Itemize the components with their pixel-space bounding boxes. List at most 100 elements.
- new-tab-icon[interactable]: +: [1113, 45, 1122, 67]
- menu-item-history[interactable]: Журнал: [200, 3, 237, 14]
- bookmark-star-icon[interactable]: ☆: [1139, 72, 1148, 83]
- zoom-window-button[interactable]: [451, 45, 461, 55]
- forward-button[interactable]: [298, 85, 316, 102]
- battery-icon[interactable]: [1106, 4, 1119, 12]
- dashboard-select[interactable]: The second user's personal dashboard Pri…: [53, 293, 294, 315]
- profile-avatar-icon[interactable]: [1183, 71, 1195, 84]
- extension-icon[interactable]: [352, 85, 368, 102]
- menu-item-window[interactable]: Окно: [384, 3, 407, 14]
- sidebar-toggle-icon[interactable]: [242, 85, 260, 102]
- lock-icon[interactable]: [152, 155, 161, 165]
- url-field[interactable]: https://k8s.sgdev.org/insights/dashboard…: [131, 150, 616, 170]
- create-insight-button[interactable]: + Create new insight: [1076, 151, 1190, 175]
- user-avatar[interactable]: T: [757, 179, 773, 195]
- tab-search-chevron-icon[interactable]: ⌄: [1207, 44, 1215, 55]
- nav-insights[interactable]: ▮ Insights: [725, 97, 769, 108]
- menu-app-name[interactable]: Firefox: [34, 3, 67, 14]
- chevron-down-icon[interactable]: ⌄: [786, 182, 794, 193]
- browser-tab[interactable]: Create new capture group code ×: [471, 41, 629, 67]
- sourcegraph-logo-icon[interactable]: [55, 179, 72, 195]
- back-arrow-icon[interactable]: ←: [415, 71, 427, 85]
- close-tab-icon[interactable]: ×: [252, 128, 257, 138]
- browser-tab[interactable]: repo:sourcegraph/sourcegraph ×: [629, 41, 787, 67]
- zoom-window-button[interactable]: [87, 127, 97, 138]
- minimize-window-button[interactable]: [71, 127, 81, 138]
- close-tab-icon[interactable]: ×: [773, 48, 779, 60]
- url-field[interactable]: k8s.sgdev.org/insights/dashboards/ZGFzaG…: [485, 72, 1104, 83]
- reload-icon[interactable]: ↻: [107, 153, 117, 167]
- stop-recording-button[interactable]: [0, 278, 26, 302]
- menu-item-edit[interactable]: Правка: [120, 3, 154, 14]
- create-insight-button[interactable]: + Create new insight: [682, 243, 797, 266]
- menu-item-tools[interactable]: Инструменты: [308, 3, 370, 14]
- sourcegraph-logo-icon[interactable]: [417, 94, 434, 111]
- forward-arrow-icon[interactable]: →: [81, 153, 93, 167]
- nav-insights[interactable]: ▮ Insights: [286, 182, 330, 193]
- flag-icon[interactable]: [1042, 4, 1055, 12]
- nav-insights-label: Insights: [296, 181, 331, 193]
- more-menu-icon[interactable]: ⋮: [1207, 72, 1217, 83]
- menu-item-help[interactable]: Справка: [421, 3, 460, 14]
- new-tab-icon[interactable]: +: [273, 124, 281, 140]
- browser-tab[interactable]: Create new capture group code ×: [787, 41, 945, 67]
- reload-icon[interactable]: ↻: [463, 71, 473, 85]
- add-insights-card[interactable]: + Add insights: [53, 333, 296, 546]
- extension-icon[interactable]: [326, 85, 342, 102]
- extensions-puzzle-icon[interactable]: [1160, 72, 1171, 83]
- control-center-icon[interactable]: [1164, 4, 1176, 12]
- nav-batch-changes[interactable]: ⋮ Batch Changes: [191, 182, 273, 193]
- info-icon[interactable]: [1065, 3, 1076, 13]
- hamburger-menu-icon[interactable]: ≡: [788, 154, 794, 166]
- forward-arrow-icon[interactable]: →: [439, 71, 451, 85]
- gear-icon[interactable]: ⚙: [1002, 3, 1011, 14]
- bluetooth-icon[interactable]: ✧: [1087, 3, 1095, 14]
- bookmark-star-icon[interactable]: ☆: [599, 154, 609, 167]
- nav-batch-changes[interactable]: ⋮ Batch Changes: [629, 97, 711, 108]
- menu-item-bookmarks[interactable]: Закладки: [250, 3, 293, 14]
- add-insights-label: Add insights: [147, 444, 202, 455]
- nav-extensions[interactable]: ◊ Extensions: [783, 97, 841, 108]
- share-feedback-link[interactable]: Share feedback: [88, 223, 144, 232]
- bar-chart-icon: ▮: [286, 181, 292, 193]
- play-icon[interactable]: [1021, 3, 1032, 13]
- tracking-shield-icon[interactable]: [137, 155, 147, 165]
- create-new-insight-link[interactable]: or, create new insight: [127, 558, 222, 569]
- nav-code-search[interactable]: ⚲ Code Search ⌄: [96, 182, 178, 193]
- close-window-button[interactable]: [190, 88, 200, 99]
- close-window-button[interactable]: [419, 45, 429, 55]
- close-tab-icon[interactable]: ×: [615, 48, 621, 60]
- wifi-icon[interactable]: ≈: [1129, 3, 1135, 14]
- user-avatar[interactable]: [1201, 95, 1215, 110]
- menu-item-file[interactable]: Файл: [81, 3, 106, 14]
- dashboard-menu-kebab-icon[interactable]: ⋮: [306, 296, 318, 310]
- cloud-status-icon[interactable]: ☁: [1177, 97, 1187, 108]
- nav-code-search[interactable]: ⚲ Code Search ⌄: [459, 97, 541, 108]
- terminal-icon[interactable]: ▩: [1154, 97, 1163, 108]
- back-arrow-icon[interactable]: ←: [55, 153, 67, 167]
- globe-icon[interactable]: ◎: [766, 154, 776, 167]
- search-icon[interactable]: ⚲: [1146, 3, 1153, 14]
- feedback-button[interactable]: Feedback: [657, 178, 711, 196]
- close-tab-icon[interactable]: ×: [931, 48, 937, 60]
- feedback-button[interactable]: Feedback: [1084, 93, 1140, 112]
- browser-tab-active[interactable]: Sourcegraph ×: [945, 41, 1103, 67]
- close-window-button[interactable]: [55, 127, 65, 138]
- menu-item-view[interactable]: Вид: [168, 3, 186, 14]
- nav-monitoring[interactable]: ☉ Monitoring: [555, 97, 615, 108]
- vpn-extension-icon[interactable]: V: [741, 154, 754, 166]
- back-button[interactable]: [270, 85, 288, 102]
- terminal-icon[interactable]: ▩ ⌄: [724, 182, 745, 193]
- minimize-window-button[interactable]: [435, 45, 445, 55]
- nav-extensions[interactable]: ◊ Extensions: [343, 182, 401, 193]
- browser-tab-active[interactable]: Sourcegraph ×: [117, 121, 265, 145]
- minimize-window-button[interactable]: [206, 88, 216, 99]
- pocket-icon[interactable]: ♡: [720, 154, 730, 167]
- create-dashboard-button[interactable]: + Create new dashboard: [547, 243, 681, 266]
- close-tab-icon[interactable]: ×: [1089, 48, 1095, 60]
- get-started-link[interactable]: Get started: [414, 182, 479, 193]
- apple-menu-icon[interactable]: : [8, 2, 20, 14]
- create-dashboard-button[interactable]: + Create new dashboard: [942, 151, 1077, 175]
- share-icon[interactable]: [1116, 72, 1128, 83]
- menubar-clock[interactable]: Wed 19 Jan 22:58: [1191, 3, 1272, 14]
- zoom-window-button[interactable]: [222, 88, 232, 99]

☆ ☆ ☆

■ **Short exercise**: Reproduce the listing above in full, swapping every occurrence of "zoom-window-button" for "maximize-window-button" and leaving everything else unchanged.

■ **Task answer**:
Itemize the components with their pixel-space bounding boxes. List at most 100 elements.
- new-tab-icon[interactable]: +: [1113, 45, 1122, 67]
- menu-item-history[interactable]: Журнал: [200, 3, 237, 14]
- bookmark-star-icon[interactable]: ☆: [1139, 72, 1148, 83]
- maximize-window-button[interactable]: [451, 45, 461, 55]
- forward-button[interactable]: [298, 85, 316, 102]
- battery-icon[interactable]: [1106, 4, 1119, 12]
- dashboard-select[interactable]: The second user's personal dashboard Pri…: [53, 293, 294, 315]
- profile-avatar-icon[interactable]: [1183, 71, 1195, 84]
- extension-icon[interactable]: [352, 85, 368, 102]
- menu-item-window[interactable]: Окно: [384, 3, 407, 14]
- sidebar-toggle-icon[interactable]: [242, 85, 260, 102]
- lock-icon[interactable]: [152, 155, 161, 165]
- url-field[interactable]: https://k8s.sgdev.org/insights/dashboard…: [131, 150, 616, 170]
- create-insight-button[interactable]: + Create new insight: [1076, 151, 1190, 175]
- user-avatar[interactable]: T: [757, 179, 773, 195]
- tab-search-chevron-icon[interactable]: ⌄: [1207, 44, 1215, 55]
- nav-insights[interactable]: ▮ Insights: [725, 97, 769, 108]
- menu-app-name[interactable]: Firefox: [34, 3, 67, 14]
- chevron-down-icon[interactable]: ⌄: [786, 182, 794, 193]
- browser-tab[interactable]: Create new capture group code ×: [471, 41, 629, 67]
- sourcegraph-logo-icon[interactable]: [55, 179, 72, 195]
- back-arrow-icon[interactable]: ←: [415, 71, 427, 85]
- close-tab-icon[interactable]: ×: [252, 128, 257, 138]
- browser-tab[interactable]: repo:sourcegraph/sourcegraph ×: [629, 41, 787, 67]
- maximize-window-button[interactable]: [87, 127, 97, 138]
- minimize-window-button[interactable]: [71, 127, 81, 138]
- close-tab-icon[interactable]: ×: [773, 48, 779, 60]
- url-field[interactable]: k8s.sgdev.org/insights/dashboards/ZGFzaG…: [485, 72, 1104, 83]
- reload-icon[interactable]: ↻: [107, 153, 117, 167]
- stop-recording-button[interactable]: [0, 278, 26, 302]
- menu-item-edit[interactable]: Правка: [120, 3, 154, 14]
- create-insight-button[interactable]: + Create new insight: [682, 243, 797, 266]
- menu-item-tools[interactable]: Инструменты: [308, 3, 370, 14]
- sourcegraph-logo-icon[interactable]: [417, 94, 434, 111]
- forward-arrow-icon[interactable]: →: [81, 153, 93, 167]
- nav-insights[interactable]: ▮ Insights: [286, 182, 330, 193]
- flag-icon[interactable]: [1042, 4, 1055, 12]
- nav-insights-label: Insights: [296, 181, 331, 193]
- more-menu-icon[interactable]: ⋮: [1207, 72, 1217, 83]
- menu-item-help[interactable]: Справка: [421, 3, 460, 14]
- new-tab-icon[interactable]: +: [273, 124, 281, 140]
- browser-tab[interactable]: Create new capture group code ×: [787, 41, 945, 67]
- reload-icon[interactable]: ↻: [463, 71, 473, 85]
- add-insights-card[interactable]: + Add insights: [53, 333, 296, 546]
- extension-icon[interactable]: [326, 85, 342, 102]
- extensions-puzzle-icon[interactable]: [1160, 72, 1171, 83]
- control-center-icon[interactable]: [1164, 4, 1176, 12]
- nav-batch-changes[interactable]: ⋮ Batch Changes: [191, 182, 273, 193]
- info-icon[interactable]: [1065, 3, 1076, 13]
- hamburger-menu-icon[interactable]: ≡: [788, 154, 794, 166]
- forward-arrow-icon[interactable]: →: [439, 71, 451, 85]
- gear-icon[interactable]: ⚙: [1002, 3, 1011, 14]
- bluetooth-icon[interactable]: ✧: [1087, 3, 1095, 14]
- bookmark-star-icon[interactable]: ☆: [599, 154, 609, 167]
- nav-batch-changes[interactable]: ⋮ Batch Changes: [629, 97, 711, 108]
- menu-item-bookmarks[interactable]: Закладки: [250, 3, 293, 14]
- add-insights-label: Add insights: [147, 444, 202, 455]
- nav-extensions[interactable]: ◊ Extensions: [783, 97, 841, 108]
- share-feedback-link[interactable]: Share feedback: [88, 223, 144, 232]
- bar-chart-icon: ▮: [286, 181, 292, 193]
- play-icon[interactable]: [1021, 3, 1032, 13]
- tracking-shield-icon[interactable]: [137, 155, 147, 165]
- create-new-insight-link[interactable]: or, create new insight: [127, 558, 222, 569]
- nav-code-search[interactable]: ⚲ Code Search ⌄: [96, 182, 178, 193]
- close-window-button[interactable]: [190, 88, 200, 99]
- close-window-button[interactable]: [419, 45, 429, 55]
- close-tab-icon[interactable]: ×: [615, 48, 621, 60]
- wifi-icon[interactable]: ≈: [1129, 3, 1135, 14]
- user-avatar[interactable]: [1201, 95, 1215, 110]
- menu-item-file[interactable]: Файл: [81, 3, 106, 14]
- dashboard-menu-kebab-icon[interactable]: ⋮: [306, 296, 318, 310]
- cloud-status-icon[interactable]: ☁: [1177, 97, 1187, 108]
- nav-code-search[interactable]: ⚲ Code Search ⌄: [459, 97, 541, 108]
- terminal-icon[interactable]: ▩: [1154, 97, 1163, 108]
- back-arrow-icon[interactable]: ←: [55, 153, 67, 167]
- globe-icon[interactable]: ◎: [766, 154, 776, 167]
- search-icon[interactable]: ⚲: [1146, 3, 1153, 14]
- feedback-button[interactable]: Feedback: [657, 178, 711, 196]
- close-tab-icon[interactable]: ×: [931, 48, 937, 60]
- feedback-button[interactable]: Feedback: [1084, 93, 1140, 112]
- browser-tab-active[interactable]: Sourcegraph ×: [945, 41, 1103, 67]
- close-window-button[interactable]: [55, 127, 65, 138]
- menu-item-view[interactable]: Вид: [168, 3, 186, 14]
- nav-monitoring[interactable]: ☉ Monitoring: [555, 97, 615, 108]
- vpn-extension-icon[interactable]: V: [741, 154, 754, 166]
- back-button[interactable]: [270, 85, 288, 102]
- terminal-icon[interactable]: ▩ ⌄: [724, 182, 745, 193]
- minimize-window-button[interactable]: [435, 45, 445, 55]
- nav-extensions[interactable]: ◊ Extensions: [343, 182, 401, 193]
- browser-tab-active[interactable]: Sourcegraph ×: [117, 121, 265, 145]
- minimize-window-button[interactable]: [206, 88, 216, 99]
- pocket-icon[interactable]: ♡: [720, 154, 730, 167]
- create-dashboard-button[interactable]: + Create new dashboard: [547, 243, 681, 266]
- close-tab-icon[interactable]: ×: [1089, 48, 1095, 60]
- get-started-link[interactable]: Get started: [414, 182, 479, 193]
- apple-menu-icon[interactable]: : [8, 2, 20, 14]
- create-dashboard-button[interactable]: + Create new dashboard: [942, 151, 1077, 175]
- share-icon[interactable]: [1116, 72, 1128, 83]
- menubar-clock[interactable]: Wed 19 Jan 22:58: [1191, 3, 1272, 14]
- maximize-window-button[interactable]: [222, 88, 232, 99]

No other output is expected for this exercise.